• **What needs to be done**
Look through the material below, count the lines containing the word "Canadian", and state only the count.

-- START Given records --

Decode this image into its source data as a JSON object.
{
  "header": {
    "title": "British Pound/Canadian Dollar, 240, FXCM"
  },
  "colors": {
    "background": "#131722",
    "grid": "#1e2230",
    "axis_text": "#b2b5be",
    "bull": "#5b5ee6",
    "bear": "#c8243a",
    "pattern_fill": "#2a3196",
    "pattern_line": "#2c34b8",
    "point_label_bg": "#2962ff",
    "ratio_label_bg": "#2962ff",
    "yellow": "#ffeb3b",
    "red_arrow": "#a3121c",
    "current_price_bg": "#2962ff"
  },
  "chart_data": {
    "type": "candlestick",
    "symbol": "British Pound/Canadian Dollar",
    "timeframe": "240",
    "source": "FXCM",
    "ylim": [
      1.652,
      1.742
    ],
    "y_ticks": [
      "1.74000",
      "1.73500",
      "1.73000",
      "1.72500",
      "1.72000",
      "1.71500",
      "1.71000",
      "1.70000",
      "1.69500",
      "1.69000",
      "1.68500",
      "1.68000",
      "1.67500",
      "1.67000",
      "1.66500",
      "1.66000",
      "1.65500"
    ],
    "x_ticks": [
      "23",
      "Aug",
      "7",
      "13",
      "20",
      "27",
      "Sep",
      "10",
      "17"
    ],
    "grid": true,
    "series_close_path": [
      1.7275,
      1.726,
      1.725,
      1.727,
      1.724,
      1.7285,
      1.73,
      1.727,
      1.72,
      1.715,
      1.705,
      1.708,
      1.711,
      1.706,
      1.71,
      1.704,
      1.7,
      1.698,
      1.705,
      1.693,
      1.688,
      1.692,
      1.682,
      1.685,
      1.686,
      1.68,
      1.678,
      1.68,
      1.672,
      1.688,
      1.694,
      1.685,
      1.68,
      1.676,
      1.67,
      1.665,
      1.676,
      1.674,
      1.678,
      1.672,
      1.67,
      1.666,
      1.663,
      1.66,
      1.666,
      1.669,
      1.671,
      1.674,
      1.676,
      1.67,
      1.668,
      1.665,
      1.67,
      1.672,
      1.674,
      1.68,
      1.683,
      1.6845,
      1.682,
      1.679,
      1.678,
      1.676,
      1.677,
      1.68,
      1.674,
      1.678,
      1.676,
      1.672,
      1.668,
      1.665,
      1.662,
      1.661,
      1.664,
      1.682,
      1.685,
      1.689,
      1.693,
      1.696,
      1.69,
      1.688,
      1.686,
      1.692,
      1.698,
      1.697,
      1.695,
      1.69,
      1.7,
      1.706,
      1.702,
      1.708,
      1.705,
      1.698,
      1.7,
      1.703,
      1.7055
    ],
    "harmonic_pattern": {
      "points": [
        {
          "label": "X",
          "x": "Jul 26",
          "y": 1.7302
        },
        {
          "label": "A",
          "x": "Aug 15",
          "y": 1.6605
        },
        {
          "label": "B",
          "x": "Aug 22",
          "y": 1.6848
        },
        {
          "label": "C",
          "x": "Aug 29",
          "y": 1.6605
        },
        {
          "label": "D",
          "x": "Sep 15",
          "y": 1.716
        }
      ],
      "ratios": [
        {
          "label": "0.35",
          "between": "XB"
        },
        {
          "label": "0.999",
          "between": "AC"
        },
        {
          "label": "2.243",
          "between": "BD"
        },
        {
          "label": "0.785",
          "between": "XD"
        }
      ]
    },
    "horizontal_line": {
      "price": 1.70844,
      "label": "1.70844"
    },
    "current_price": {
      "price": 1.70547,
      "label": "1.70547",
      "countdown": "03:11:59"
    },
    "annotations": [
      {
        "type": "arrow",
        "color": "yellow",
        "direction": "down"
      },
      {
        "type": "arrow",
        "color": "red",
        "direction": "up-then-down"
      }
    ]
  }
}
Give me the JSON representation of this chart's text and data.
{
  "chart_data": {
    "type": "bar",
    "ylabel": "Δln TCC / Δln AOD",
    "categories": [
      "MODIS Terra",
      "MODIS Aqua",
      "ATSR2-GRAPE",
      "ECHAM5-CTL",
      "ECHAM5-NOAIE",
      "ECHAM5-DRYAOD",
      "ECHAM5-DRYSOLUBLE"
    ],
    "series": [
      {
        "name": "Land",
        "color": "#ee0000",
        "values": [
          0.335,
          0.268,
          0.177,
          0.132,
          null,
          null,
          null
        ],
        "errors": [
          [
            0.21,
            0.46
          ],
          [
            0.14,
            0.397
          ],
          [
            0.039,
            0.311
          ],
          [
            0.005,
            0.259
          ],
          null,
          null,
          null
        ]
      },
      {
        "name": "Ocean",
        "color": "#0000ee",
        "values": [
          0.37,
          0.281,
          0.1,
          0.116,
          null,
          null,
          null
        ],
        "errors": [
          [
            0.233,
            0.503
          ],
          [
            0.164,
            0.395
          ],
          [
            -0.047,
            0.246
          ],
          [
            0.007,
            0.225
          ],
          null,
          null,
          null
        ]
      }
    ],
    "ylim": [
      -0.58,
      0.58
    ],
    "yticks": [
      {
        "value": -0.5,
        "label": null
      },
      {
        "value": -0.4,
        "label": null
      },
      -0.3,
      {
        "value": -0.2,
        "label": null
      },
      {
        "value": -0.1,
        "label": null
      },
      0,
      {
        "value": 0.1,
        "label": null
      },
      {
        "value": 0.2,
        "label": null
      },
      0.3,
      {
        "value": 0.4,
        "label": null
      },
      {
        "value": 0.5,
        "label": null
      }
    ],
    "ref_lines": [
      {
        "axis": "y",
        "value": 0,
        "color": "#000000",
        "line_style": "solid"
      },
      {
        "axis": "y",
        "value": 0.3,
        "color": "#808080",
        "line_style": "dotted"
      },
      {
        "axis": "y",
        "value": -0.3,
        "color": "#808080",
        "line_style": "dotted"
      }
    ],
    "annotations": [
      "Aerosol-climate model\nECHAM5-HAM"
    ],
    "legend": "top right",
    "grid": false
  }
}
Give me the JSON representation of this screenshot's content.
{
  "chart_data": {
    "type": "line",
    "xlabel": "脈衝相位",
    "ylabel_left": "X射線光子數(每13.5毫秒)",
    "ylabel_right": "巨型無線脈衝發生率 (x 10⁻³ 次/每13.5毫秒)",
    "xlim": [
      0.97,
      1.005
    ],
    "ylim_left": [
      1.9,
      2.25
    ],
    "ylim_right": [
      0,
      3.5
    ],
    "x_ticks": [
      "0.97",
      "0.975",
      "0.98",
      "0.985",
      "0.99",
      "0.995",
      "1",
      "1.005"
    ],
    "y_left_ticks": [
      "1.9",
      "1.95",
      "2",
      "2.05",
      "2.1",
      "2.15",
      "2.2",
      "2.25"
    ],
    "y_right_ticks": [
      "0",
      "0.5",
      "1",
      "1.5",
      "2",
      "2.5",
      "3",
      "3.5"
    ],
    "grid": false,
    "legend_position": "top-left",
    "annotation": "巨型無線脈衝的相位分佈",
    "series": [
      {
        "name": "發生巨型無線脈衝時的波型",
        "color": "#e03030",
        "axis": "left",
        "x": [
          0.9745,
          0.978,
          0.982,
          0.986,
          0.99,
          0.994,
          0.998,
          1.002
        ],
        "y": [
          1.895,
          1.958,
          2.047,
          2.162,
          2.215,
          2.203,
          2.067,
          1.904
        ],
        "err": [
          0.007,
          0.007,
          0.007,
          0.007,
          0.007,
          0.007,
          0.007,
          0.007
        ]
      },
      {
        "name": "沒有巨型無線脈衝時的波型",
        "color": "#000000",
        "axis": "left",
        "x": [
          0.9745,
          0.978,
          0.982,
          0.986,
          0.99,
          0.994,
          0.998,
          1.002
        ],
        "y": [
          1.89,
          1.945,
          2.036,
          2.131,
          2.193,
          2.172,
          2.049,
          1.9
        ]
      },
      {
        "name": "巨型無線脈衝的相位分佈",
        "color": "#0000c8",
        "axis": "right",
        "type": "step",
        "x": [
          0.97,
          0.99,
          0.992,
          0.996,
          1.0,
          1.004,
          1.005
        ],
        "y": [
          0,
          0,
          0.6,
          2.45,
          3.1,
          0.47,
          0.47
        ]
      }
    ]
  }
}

-- END Given records --

• **Reply to the task**
2